━━ Dataset records ━━

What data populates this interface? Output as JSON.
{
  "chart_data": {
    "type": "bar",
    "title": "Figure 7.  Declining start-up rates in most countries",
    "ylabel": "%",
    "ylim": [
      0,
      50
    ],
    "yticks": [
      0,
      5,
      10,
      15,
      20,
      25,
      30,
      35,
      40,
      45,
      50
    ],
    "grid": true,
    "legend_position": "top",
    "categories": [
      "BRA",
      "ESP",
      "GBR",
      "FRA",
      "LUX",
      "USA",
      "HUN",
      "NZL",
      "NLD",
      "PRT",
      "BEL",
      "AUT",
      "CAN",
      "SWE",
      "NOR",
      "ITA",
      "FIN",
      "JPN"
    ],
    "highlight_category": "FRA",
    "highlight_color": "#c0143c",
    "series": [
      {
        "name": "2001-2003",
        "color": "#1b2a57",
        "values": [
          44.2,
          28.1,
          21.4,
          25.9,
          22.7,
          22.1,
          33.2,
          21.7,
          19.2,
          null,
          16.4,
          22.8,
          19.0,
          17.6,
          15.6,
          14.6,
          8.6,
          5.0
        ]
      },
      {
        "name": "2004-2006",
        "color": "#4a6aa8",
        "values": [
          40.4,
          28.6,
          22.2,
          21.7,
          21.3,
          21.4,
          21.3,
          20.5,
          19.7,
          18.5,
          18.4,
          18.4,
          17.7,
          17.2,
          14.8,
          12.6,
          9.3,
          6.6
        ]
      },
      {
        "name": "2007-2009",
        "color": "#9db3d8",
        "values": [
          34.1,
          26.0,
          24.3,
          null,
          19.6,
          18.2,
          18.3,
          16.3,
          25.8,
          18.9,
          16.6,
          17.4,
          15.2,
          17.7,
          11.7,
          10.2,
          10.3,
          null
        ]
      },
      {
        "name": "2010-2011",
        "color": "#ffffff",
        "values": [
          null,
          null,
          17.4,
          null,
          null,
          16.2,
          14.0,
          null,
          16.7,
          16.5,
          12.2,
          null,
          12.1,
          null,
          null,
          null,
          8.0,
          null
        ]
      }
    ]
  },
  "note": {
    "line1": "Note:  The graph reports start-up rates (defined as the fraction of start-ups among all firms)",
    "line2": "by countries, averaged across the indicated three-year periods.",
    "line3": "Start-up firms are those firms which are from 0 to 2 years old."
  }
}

━━━

- [What is being asked]
Set down all of the records shown above once more, exactly.

- [Reply to the task]
What data populates this interface? Output as JSON.
{
  "chart_data": {
    "type": "bar",
    "title": "Figure 7.  Declining start-up rates in most countries",
    "ylabel": "%",
    "ylim": [
      0,
      50
    ],
    "yticks": [
      0,
      5,
      10,
      15,
      20,
      25,
      30,
      35,
      40,
      45,
      50
    ],
    "grid": true,
    "legend_position": "top",
    "categories": [
      "BRA",
      "ESP",
      "GBR",
      "FRA",
      "LUX",
      "USA",
      "HUN",
      "NZL",
      "NLD",
      "PRT",
      "BEL",
      "AUT",
      "CAN",
      "SWE",
      "NOR",
      "ITA",
      "FIN",
      "JPN"
    ],
    "highlight_category": "FRA",
    "highlight_color": "#c0143c",
    "series": [
      {
        "name": "2001-2003",
        "color": "#1b2a57",
        "values": [
          44.2,
          28.1,
          21.4,
          25.9,
          22.7,
          22.1,
          33.2,
          21.7,
          19.2,
          null,
          16.4,
          22.8,
          19.0,
          17.6,
          15.6,
          14.6,
          8.6,
          5.0
        ]
      },
      {
        "name": "2004-2006",
        "color": "#4a6aa8",
        "values": [
          40.4,
          28.6,
          22.2,
          21.7,
          21.3,
          21.4,
          21.3,
          20.5,
          19.7,
          18.5,
          18.4,
          18.4,
          17.7,
          17.2,
          14.8,
          12.6,
          9.3,
          6.6
        ]
      },
      {
        "name": "2007-2009",
        "color": "#9db3d8",
        "values": [
          34.1,
          26.0,
          24.3,
          null,
          19.6,
          18.2,
          18.3,
          16.3,
          25.8,
          18.9,
          16.6,
          17.4,
          15.2,
          17.7,
          11.7,
          10.2,
          10.3,
          null
        ]
      },
      {
        "name": "2010-2011",
        "color": "#ffffff",
        "values": [
          null,
          null,
          17.4,
          null,
          null,
          16.2,
          14.0,
          null,
          16.7,
          16.5,
          12.2,
          null,
          12.1,
          null,
          null,
          null,
          8.0,
          null
        ]
      }
    ]
  },
  "note": {
    "line1": "Note:  The graph reports start-up rates (defined as the fraction of start-ups among all firms)",
    "line2": "by countries, averaged across the indicated three-year periods.",
    "line3": "Start-up firms are those firms which are from 0 to 2 years old."
  }
}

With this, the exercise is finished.